EXCERPTED RECORDS:
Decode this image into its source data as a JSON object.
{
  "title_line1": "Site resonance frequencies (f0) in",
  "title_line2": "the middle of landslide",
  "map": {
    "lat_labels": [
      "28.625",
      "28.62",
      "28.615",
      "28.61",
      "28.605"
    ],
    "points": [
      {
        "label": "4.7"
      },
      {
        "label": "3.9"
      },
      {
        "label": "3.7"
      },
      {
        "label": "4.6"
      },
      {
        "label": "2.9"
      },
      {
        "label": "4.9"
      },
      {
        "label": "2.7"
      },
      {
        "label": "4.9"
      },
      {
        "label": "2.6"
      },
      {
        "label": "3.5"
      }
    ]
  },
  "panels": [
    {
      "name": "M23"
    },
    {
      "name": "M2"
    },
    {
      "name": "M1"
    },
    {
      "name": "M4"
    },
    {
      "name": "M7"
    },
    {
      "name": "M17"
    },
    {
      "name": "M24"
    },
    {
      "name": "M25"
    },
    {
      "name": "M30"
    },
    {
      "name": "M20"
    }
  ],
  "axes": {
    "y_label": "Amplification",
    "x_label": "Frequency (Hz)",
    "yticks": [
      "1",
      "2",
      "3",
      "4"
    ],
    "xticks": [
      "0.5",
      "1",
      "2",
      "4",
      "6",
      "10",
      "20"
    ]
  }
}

YOUR OBJECTIVE:
Return each full line of the entries that contains the word "name".

WRITTEN ANSWER:
      "name": "M23"
      "name": "M2"
      "name": "M1"
      "name": "M4"
      "name": "M7"
      "name": "M17"
      "name": "M24"
      "name": "M25"
      "name": "M30"
      "name": "M20"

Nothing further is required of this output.